(AIM): How many lines of these records hold the string "sounds"? Reply with the number alone.

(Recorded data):
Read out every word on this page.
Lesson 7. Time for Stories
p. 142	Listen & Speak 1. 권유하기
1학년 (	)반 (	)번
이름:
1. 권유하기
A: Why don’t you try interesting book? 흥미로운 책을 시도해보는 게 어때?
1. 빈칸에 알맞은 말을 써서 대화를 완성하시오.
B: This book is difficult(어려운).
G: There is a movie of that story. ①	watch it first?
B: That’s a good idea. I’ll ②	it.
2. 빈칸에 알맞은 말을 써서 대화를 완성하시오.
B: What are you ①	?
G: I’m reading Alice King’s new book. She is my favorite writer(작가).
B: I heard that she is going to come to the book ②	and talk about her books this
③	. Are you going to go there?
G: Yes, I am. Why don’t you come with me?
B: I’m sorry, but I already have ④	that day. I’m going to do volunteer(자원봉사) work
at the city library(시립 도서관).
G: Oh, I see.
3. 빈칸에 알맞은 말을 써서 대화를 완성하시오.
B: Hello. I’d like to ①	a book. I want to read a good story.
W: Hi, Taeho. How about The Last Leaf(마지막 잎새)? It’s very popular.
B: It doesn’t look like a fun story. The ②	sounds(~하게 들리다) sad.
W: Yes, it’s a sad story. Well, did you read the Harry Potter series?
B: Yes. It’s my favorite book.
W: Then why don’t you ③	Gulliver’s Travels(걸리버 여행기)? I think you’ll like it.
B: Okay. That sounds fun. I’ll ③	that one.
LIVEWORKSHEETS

(FINAL ANSWER): 2